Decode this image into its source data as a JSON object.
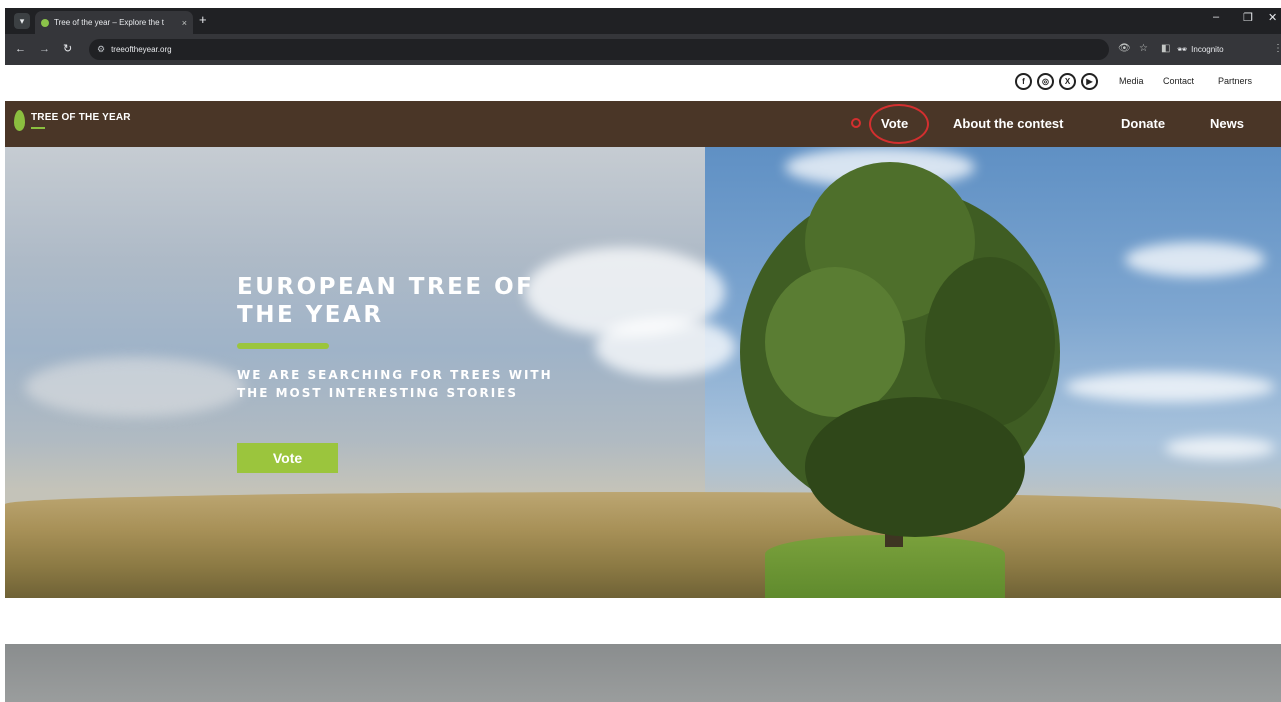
{
  "browser": {
    "tab_title": "Tree of the year – Explore the t",
    "url": "treeoftheyear.org",
    "incognito_label": "Incognito",
    "new_tab_glyph": "+",
    "tab_close_glyph": "×"
  },
  "topbar": {
    "social": [
      {
        "icon": "facebook-icon",
        "glyph": "f"
      },
      {
        "icon": "instagram-icon",
        "glyph": "◎"
      },
      {
        "icon": "x-icon",
        "glyph": "X"
      },
      {
        "icon": "youtube-icon",
        "glyph": "▶"
      }
    ],
    "links": [
      "Media",
      "Contact",
      "Partners"
    ]
  },
  "nav": {
    "logo_text": "TREE OF THE YEAR",
    "items": [
      "Vote",
      "About the contest",
      "Donate",
      "News"
    ],
    "highlight_color": "#d32f2f"
  },
  "hero": {
    "title": "EUROPEAN TREE OF THE YEAR",
    "subtitle": "WE ARE SEARCHING FOR TREES WITH THE MOST INTERESTING STORIES",
    "cta_label": "Vote"
  },
  "colors": {
    "nav_bg": "#4a3627",
    "accent_green": "#9bc53d"
  }
}
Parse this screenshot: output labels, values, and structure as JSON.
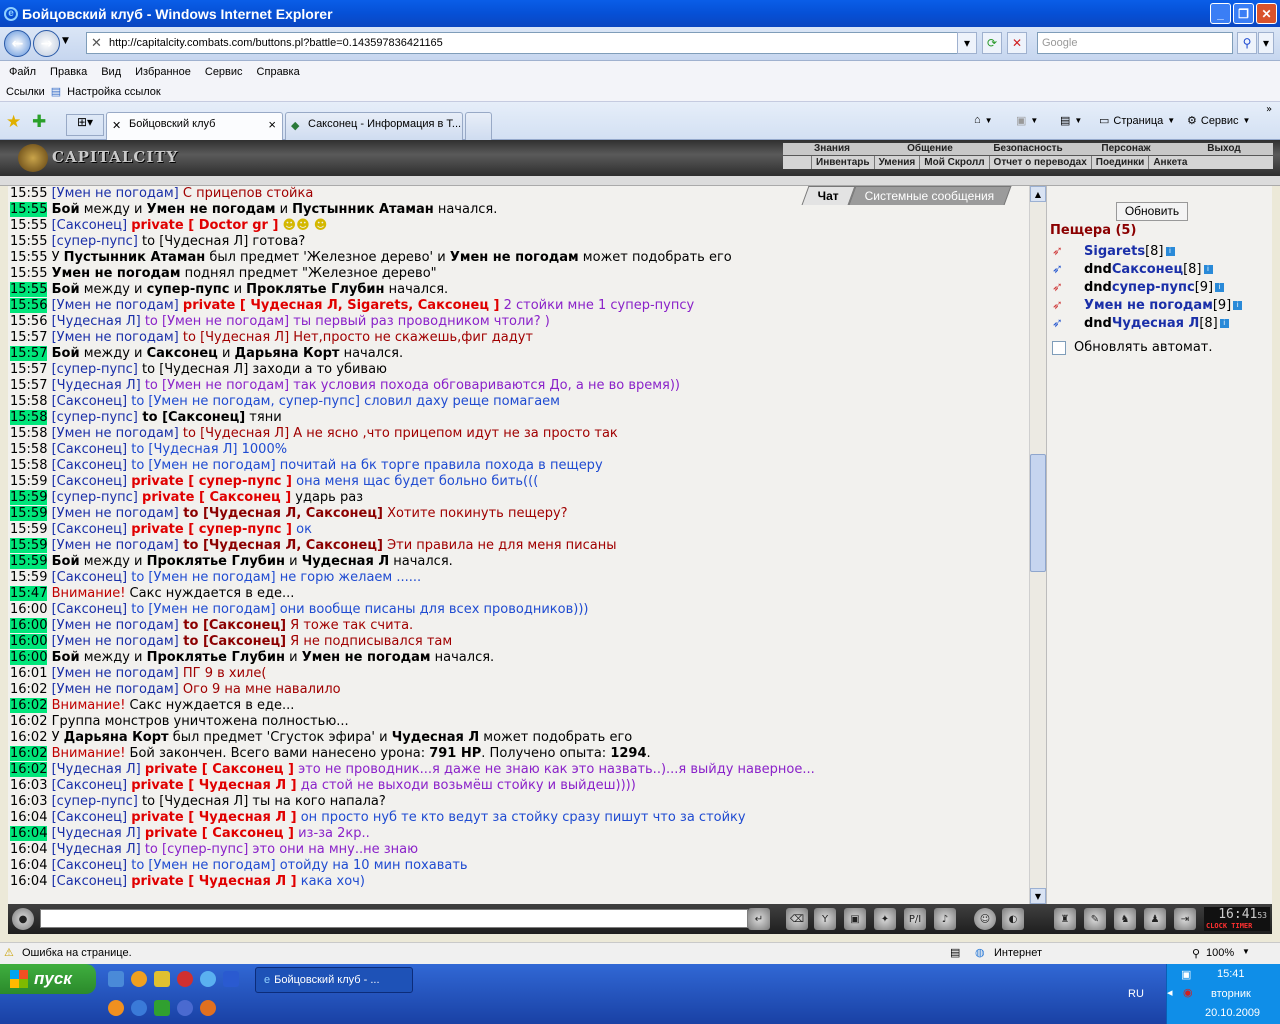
{
  "window": {
    "title": "Бойцовский клуб - Windows Internet Explorer"
  },
  "address": {
    "url": "http://capitalcity.combats.com/buttons.pl?battle=0.143597836421165",
    "search_placeholder": "Google"
  },
  "menu": [
    "Файл",
    "Правка",
    "Вид",
    "Избранное",
    "Сервис",
    "Справка"
  ],
  "links": {
    "label": "Ссылки",
    "item": "Настройка ссылок"
  },
  "tabs": [
    {
      "label": "Бойцовский клуб",
      "close": "×"
    },
    {
      "label": "Саксонец - Информация в Т..."
    }
  ],
  "commandbar": {
    "page": "Страница",
    "service": "Сервис"
  },
  "game": {
    "logo": "CAPITALCITY",
    "topnav": [
      "Знания",
      "Общение",
      "Безопасность",
      "Персонаж",
      "Выход"
    ],
    "subnav": [
      "Инвентарь",
      "Умения",
      "Мой Скролл",
      "Отчет о переводах",
      "Поединки",
      "Анкета"
    ]
  },
  "chat_tabs": [
    "Чат",
    "Системные сообщения"
  ],
  "chat": [
    {
      "time": "15:55",
      "hl": false,
      "parts": [
        [
          "nick",
          "[Умен не погодам]"
        ],
        [
          "red",
          " С прицепов стойка"
        ]
      ]
    },
    {
      "time": "15:55",
      "hl": true,
      "parts": [
        [
          "bold",
          "Бой"
        ],
        [
          "plain",
          " между и "
        ],
        [
          "bold",
          "Умен не погодам"
        ],
        [
          "plain",
          " и "
        ],
        [
          "bold",
          "Пустынник Атаман"
        ],
        [
          "plain",
          " начался."
        ]
      ]
    },
    {
      "time": "15:55",
      "hl": false,
      "parts": [
        [
          "nick",
          "[Саксонец]"
        ],
        [
          "plain",
          " "
        ],
        [
          "priv",
          "private [ Doctor gr ]"
        ],
        [
          "plain",
          " "
        ],
        [
          "smiley",
          "☻☻ ☻"
        ]
      ]
    },
    {
      "time": "15:55",
      "hl": false,
      "parts": [
        [
          "nick",
          "[супер-пупс]"
        ],
        [
          "plain",
          " to [Чудесная Л] готова?"
        ]
      ]
    },
    {
      "time": "15:55",
      "hl": false,
      "parts": [
        [
          "plain",
          "У "
        ],
        [
          "bold",
          "Пустынник Атаман"
        ],
        [
          "plain",
          " был предмет 'Железное дерево' и "
        ],
        [
          "bold",
          "Умен не погодам"
        ],
        [
          "plain",
          " может подобрать его"
        ]
      ]
    },
    {
      "time": "15:55",
      "hl": false,
      "parts": [
        [
          "bold",
          "Умен не погодам"
        ],
        [
          "plain",
          " поднял предмет \"Железное дерево\""
        ]
      ]
    },
    {
      "time": "15:55",
      "hl": true,
      "parts": [
        [
          "bold",
          "Бой"
        ],
        [
          "plain",
          " между и "
        ],
        [
          "bold",
          "супер-пупс"
        ],
        [
          "plain",
          " и "
        ],
        [
          "bold",
          "Проклятье Глубин"
        ],
        [
          "plain",
          " начался."
        ]
      ]
    },
    {
      "time": "15:56",
      "hl": true,
      "parts": [
        [
          "nick",
          "[Умен не погодам]"
        ],
        [
          "plain",
          " "
        ],
        [
          "priv",
          "private [ Чудесная Л, Sigarets, Саксонец ]"
        ],
        [
          "purp",
          " 2 стойки мне 1 супер-пупсу"
        ]
      ]
    },
    {
      "time": "15:56",
      "hl": false,
      "parts": [
        [
          "nick",
          "[Чудесная Л]"
        ],
        [
          "purp",
          " to [Умен не погодам] ты первый раз проводником чтоли? )"
        ]
      ]
    },
    {
      "time": "15:57",
      "hl": false,
      "parts": [
        [
          "nick",
          "[Умен не погодам]"
        ],
        [
          "red",
          " to [Чудесная Л] Нет,просто не скажешь,фиг дадут"
        ]
      ]
    },
    {
      "time": "15:57",
      "hl": true,
      "parts": [
        [
          "bold",
          "Бой"
        ],
        [
          "plain",
          " между и "
        ],
        [
          "bold",
          "Саксонец"
        ],
        [
          "plain",
          " и "
        ],
        [
          "bold",
          "Дарьяна Корт"
        ],
        [
          "plain",
          " начался."
        ]
      ]
    },
    {
      "time": "15:57",
      "hl": false,
      "parts": [
        [
          "nick",
          "[супер-пупс]"
        ],
        [
          "plain",
          " to [Чудесная Л] заходи а то убиваю"
        ]
      ]
    },
    {
      "time": "15:57",
      "hl": false,
      "parts": [
        [
          "nick",
          "[Чудесная Л]"
        ],
        [
          "purp",
          " to [Умен не погодам] так условия похода обговариваются До, а не во время))"
        ]
      ]
    },
    {
      "time": "15:58",
      "hl": false,
      "parts": [
        [
          "nick",
          "[Саксонец]"
        ],
        [
          "blue",
          " to [Умен не погодам, супер-пупс] словил даху реще помагаем"
        ]
      ]
    },
    {
      "time": "15:58",
      "hl": true,
      "parts": [
        [
          "nick",
          "[супер-пупс]"
        ],
        [
          "bold",
          " to [Саксонец]"
        ],
        [
          "plain",
          " тяни"
        ]
      ]
    },
    {
      "time": "15:58",
      "hl": false,
      "parts": [
        [
          "nick",
          "[Умен не погодам]"
        ],
        [
          "red",
          " to [Чудесная Л] А не ясно ,что прицепом идут не за просто так"
        ]
      ]
    },
    {
      "time": "15:58",
      "hl": false,
      "parts": [
        [
          "nick",
          "[Саксонец]"
        ],
        [
          "blue",
          " to [Чудесная Л] 1000%"
        ]
      ]
    },
    {
      "time": "15:58",
      "hl": false,
      "parts": [
        [
          "nick",
          "[Саксонец]"
        ],
        [
          "blue",
          " to [Умен не погодам] почитай на бк торге правила похода в пещеру"
        ]
      ]
    },
    {
      "time": "15:59",
      "hl": false,
      "parts": [
        [
          "nick",
          "[Саксонец]"
        ],
        [
          "plain",
          " "
        ],
        [
          "priv",
          "private [ супер-пупс ]"
        ],
        [
          "blue",
          " она меня щас будет больно бить((("
        ]
      ]
    },
    {
      "time": "15:59",
      "hl": true,
      "parts": [
        [
          "nick",
          "[супер-пупс]"
        ],
        [
          "plain",
          " "
        ],
        [
          "priv",
          "private [ Саксонец ]"
        ],
        [
          "plain",
          " ударь раз"
        ]
      ]
    },
    {
      "time": "15:59",
      "hl": true,
      "parts": [
        [
          "nick",
          "[Умен не погодам]"
        ],
        [
          "tobold",
          " to [Чудесная Л, Саксонец]"
        ],
        [
          "red",
          " Хотите покинуть пещеру?"
        ]
      ]
    },
    {
      "time": "15:59",
      "hl": false,
      "parts": [
        [
          "nick",
          "[Саксонец]"
        ],
        [
          "plain",
          " "
        ],
        [
          "priv",
          "private [ супер-пупс ]"
        ],
        [
          "blue",
          " ок"
        ]
      ]
    },
    {
      "time": "15:59",
      "hl": true,
      "parts": [
        [
          "nick",
          "[Умен не погодам]"
        ],
        [
          "tobold",
          " to [Чудесная Л, Саксонец]"
        ],
        [
          "red",
          " Эти правила не для меня писаны"
        ]
      ]
    },
    {
      "time": "15:59",
      "hl": true,
      "parts": [
        [
          "bold",
          "Бой"
        ],
        [
          "plain",
          " между и "
        ],
        [
          "bold",
          "Проклятье Глубин"
        ],
        [
          "plain",
          " и "
        ],
        [
          "bold",
          "Чудесная Л"
        ],
        [
          "plain",
          " начался."
        ]
      ]
    },
    {
      "time": "15:59",
      "hl": false,
      "parts": [
        [
          "nick",
          "[Саксонец]"
        ],
        [
          "blue",
          " to [Умен не погодам] не горю желаем ......"
        ]
      ]
    },
    {
      "time": "15:47",
      "hl": true,
      "parts": [
        [
          "warn",
          "Внимание!"
        ],
        [
          "plain",
          " Сакс нуждается в еде..."
        ]
      ]
    },
    {
      "time": "16:00",
      "hl": false,
      "parts": [
        [
          "nick",
          "[Саксонец]"
        ],
        [
          "blue",
          " to [Умен не погодам] они вообще писаны для всех проводников)))"
        ]
      ]
    },
    {
      "time": "16:00",
      "hl": true,
      "parts": [
        [
          "nick",
          "[Умен не погодам]"
        ],
        [
          "tobold",
          " to [Саксонец]"
        ],
        [
          "red",
          " Я тоже так считa."
        ]
      ]
    },
    {
      "time": "16:00",
      "hl": true,
      "parts": [
        [
          "nick",
          "[Умен не погодам]"
        ],
        [
          "tobold",
          " to [Саксонец]"
        ],
        [
          "red",
          " Я не подписывался там"
        ]
      ]
    },
    {
      "time": "16:00",
      "hl": true,
      "parts": [
        [
          "bold",
          "Бой"
        ],
        [
          "plain",
          " между и "
        ],
        [
          "bold",
          "Проклятье Глубин"
        ],
        [
          "plain",
          " и "
        ],
        [
          "bold",
          "Умен не погодам"
        ],
        [
          "plain",
          " начался."
        ]
      ]
    },
    {
      "time": "16:01",
      "hl": false,
      "parts": [
        [
          "nick",
          "[Умен не погодам]"
        ],
        [
          "red",
          " ПГ 9 в хиле("
        ]
      ]
    },
    {
      "time": "16:02",
      "hl": false,
      "parts": [
        [
          "nick",
          "[Умен не погодам]"
        ],
        [
          "red",
          " Ого 9 на мне навалило"
        ]
      ]
    },
    {
      "time": "16:02",
      "hl": true,
      "parts": [
        [
          "warn",
          "Внимание!"
        ],
        [
          "plain",
          " Сакс нуждается в еде..."
        ]
      ]
    },
    {
      "time": "16:02",
      "hl": false,
      "parts": [
        [
          "plain",
          "Группа монстров уничтожена полностью..."
        ]
      ]
    },
    {
      "time": "16:02",
      "hl": false,
      "parts": [
        [
          "plain",
          "У "
        ],
        [
          "bold",
          "Дарьяна Корт"
        ],
        [
          "plain",
          " был предмет 'Сгусток эфира' и "
        ],
        [
          "bold",
          "Чудесная Л"
        ],
        [
          "plain",
          " может подобрать его"
        ]
      ]
    },
    {
      "time": "16:02",
      "hl": true,
      "parts": [
        [
          "warn",
          "Внимание!"
        ],
        [
          "plain",
          " Бой закончен. Всего вами нанесено урона: "
        ],
        [
          "bold",
          "791 HP"
        ],
        [
          "plain",
          ". Получено опыта: "
        ],
        [
          "bold",
          "1294"
        ],
        [
          "plain",
          "."
        ]
      ]
    },
    {
      "time": "16:02",
      "hl": true,
      "parts": [
        [
          "nick",
          "[Чудесная Л]"
        ],
        [
          "plain",
          " "
        ],
        [
          "priv",
          "private [ Саксонец ]"
        ],
        [
          "purp",
          " это не проводник...я даже не знаю как это назвать..)...я выйду наверное..."
        ]
      ]
    },
    {
      "time": "16:03",
      "hl": false,
      "parts": [
        [
          "nick",
          "[Саксонец]"
        ],
        [
          "plain",
          " "
        ],
        [
          "priv",
          "private [ Чудесная Л ]"
        ],
        [
          "purp",
          " да стой не выходи возьмёш стойку и выйдеш))))"
        ]
      ]
    },
    {
      "time": "16:03",
      "hl": false,
      "parts": [
        [
          "nick",
          "[супер-пупс]"
        ],
        [
          "plain",
          " to [Чудесная Л] ты на кого напала?"
        ]
      ]
    },
    {
      "time": "16:04",
      "hl": false,
      "parts": [
        [
          "nick",
          "[Саксонец]"
        ],
        [
          "plain",
          " "
        ],
        [
          "priv",
          "private [ Чудесная Л ]"
        ],
        [
          "blue",
          " он просто нуб те кто ведут за стойку сразу пишут что за стойку"
        ]
      ]
    },
    {
      "time": "16:04",
      "hl": true,
      "parts": [
        [
          "nick",
          "[Чудесная Л]"
        ],
        [
          "plain",
          " "
        ],
        [
          "priv",
          "private [ Саксонец ]"
        ],
        [
          "purp",
          " из-за 2кр.."
        ]
      ]
    },
    {
      "time": "16:04",
      "hl": false,
      "parts": [
        [
          "nick",
          "[Чудесная Л]"
        ],
        [
          "purp",
          " to [супер-пупс] это они на мну..не знаю"
        ]
      ]
    },
    {
      "time": "16:04",
      "hl": false,
      "parts": [
        [
          "nick",
          "[Саксонец]"
        ],
        [
          "blue",
          " to [Умен не погодам] отойду на 10 мин похавать"
        ]
      ]
    },
    {
      "time": "16:04",
      "hl": false,
      "parts": [
        [
          "nick",
          "[Саксонец]"
        ],
        [
          "plain",
          " "
        ],
        [
          "priv",
          "private [ Чудесная Л ]"
        ],
        [
          "blue",
          " кака хоч)"
        ]
      ]
    }
  ],
  "right": {
    "refresh": "Обновить",
    "cave_title": "Пещера (5)",
    "users": [
      {
        "prefix": "",
        "name": "Sigarets",
        "level": "[8]"
      },
      {
        "prefix": "dnd ",
        "name": "Саксонец",
        "level": "[8]"
      },
      {
        "prefix": "dnd ",
        "name": "супер-пупс",
        "level": "[9]"
      },
      {
        "prefix": "",
        "name": "Умен не погодам",
        "level": "[9]"
      },
      {
        "prefix": "dnd ",
        "name": "Чудесная Л",
        "level": "[8]"
      }
    ],
    "auto_label": "Обновлять автомат."
  },
  "clock": {
    "time": "16:41",
    "seconds": "53",
    "label": "CLOCK TIMER"
  },
  "statusbar": {
    "error": "Ошибка на странице.",
    "zone": "Интернет",
    "zoom": "100%"
  },
  "taskbar": {
    "start": "пуск",
    "task": "Бойцовский клуб - ...",
    "lang": "RU",
    "time": "15:41",
    "day": "вторник",
    "date": "20.10.2009"
  }
}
# # # # # # #
● **PROBLEM**:
The records are above. How many lines in them contain the word "знаю"? Give the number alone.

● **TASK RESULT**:
2